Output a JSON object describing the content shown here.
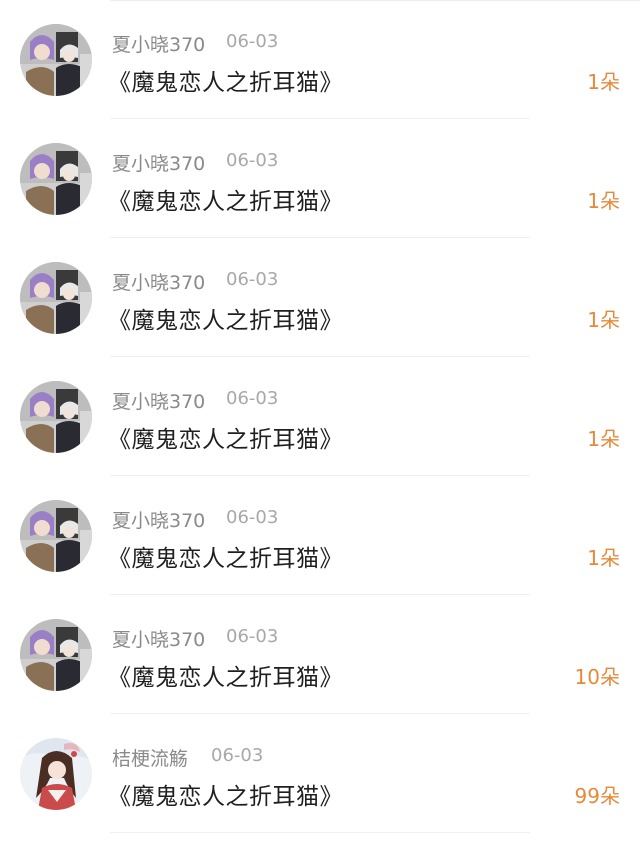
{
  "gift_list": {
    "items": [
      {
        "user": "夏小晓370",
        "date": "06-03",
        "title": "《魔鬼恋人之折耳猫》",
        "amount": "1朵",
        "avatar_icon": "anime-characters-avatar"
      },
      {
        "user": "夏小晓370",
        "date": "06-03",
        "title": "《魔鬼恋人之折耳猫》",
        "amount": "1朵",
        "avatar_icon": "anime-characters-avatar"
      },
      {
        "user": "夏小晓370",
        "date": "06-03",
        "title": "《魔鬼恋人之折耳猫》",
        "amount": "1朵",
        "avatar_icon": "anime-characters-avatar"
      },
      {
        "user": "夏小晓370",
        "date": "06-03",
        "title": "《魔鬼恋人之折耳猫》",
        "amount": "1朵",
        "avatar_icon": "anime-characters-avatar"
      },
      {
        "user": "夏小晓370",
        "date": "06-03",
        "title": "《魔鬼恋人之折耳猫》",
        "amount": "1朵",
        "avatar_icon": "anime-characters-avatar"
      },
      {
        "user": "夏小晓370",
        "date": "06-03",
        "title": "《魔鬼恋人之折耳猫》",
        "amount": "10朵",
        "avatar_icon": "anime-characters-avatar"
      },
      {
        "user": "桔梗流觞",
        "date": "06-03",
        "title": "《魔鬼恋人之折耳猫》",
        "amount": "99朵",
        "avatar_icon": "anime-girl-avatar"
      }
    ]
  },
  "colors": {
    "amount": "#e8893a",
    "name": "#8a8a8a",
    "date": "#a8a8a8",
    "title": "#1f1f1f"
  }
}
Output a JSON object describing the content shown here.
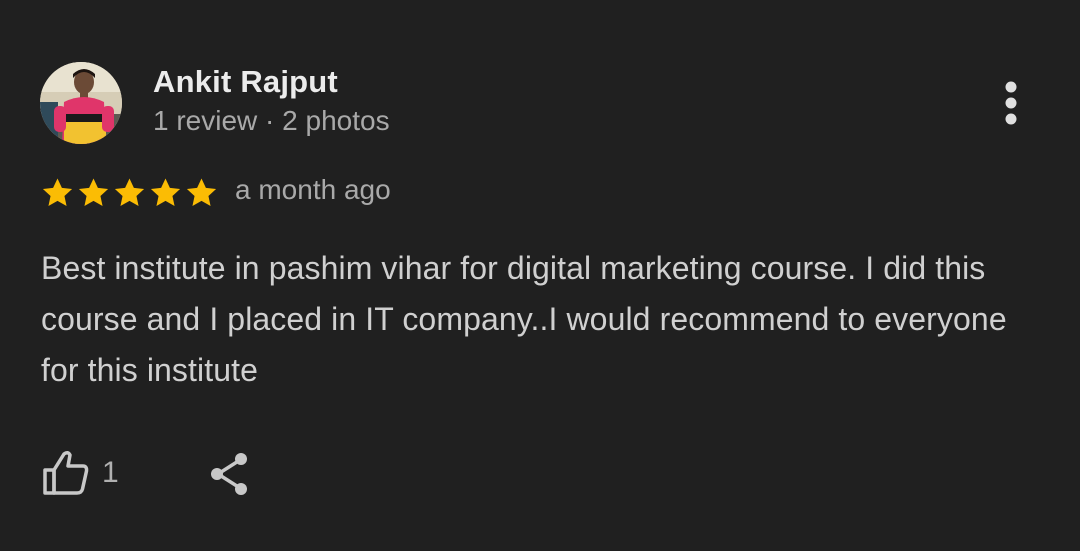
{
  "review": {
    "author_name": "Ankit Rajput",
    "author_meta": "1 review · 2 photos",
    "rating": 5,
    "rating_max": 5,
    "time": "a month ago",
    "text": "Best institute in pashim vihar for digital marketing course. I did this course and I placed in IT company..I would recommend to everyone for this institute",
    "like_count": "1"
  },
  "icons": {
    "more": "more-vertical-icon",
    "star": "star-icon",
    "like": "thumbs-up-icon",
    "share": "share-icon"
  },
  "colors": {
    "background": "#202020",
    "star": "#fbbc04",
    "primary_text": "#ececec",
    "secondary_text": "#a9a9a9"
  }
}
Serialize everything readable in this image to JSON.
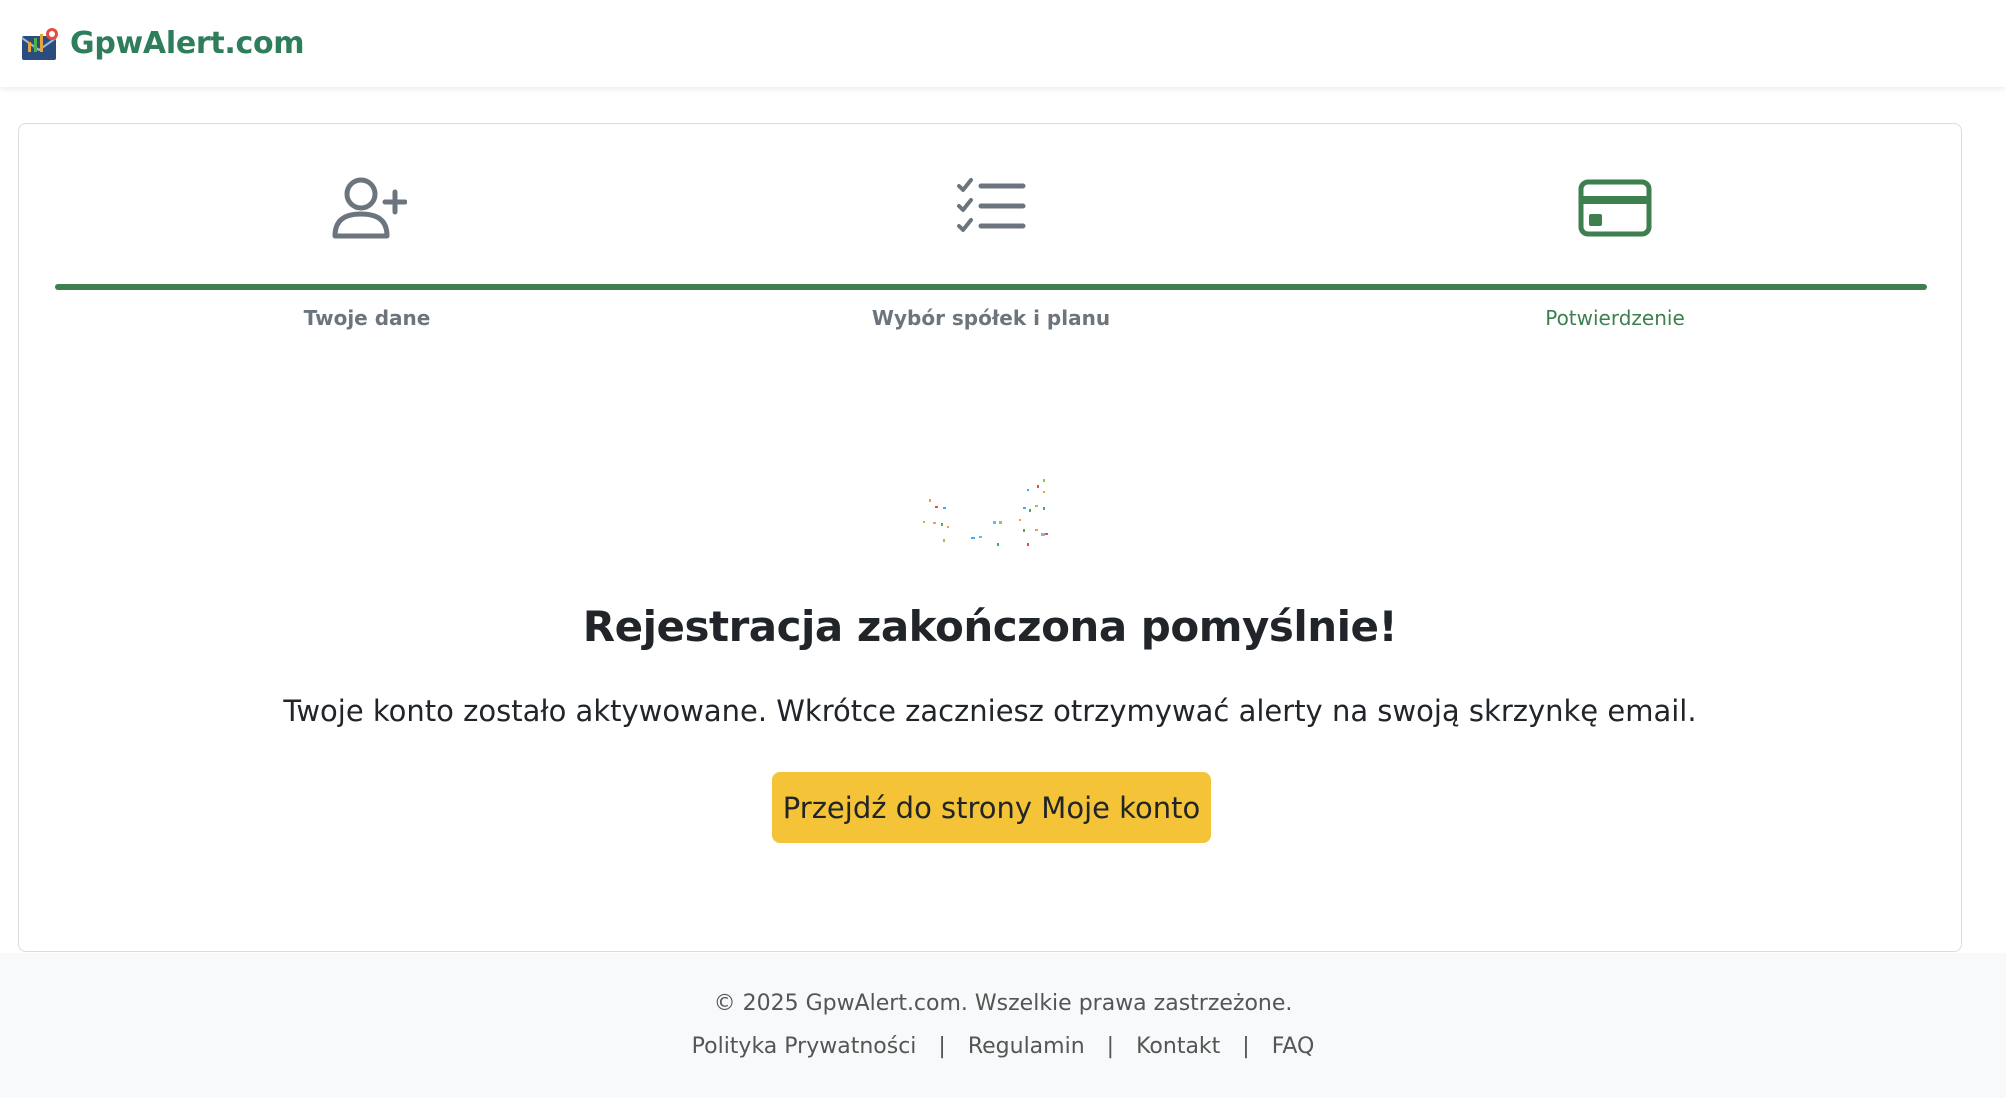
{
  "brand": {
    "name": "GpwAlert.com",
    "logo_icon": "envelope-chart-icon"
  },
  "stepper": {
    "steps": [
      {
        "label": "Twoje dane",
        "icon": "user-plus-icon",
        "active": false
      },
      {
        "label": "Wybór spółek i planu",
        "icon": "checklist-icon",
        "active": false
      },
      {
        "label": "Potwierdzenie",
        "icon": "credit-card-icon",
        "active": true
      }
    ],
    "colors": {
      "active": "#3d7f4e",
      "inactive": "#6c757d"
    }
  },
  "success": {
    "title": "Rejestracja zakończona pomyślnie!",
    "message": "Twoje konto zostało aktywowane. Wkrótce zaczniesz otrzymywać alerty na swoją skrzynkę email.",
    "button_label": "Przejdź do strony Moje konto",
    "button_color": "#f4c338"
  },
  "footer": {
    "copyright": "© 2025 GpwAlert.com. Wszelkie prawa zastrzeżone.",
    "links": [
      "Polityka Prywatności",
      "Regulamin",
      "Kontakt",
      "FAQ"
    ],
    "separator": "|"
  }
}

WRITTEN REQUEST: Which lines contain the word "review"? Copy each of them.

ANSWER BELOW:
  "review": {
    "author_meta": "1 review · 2 photos",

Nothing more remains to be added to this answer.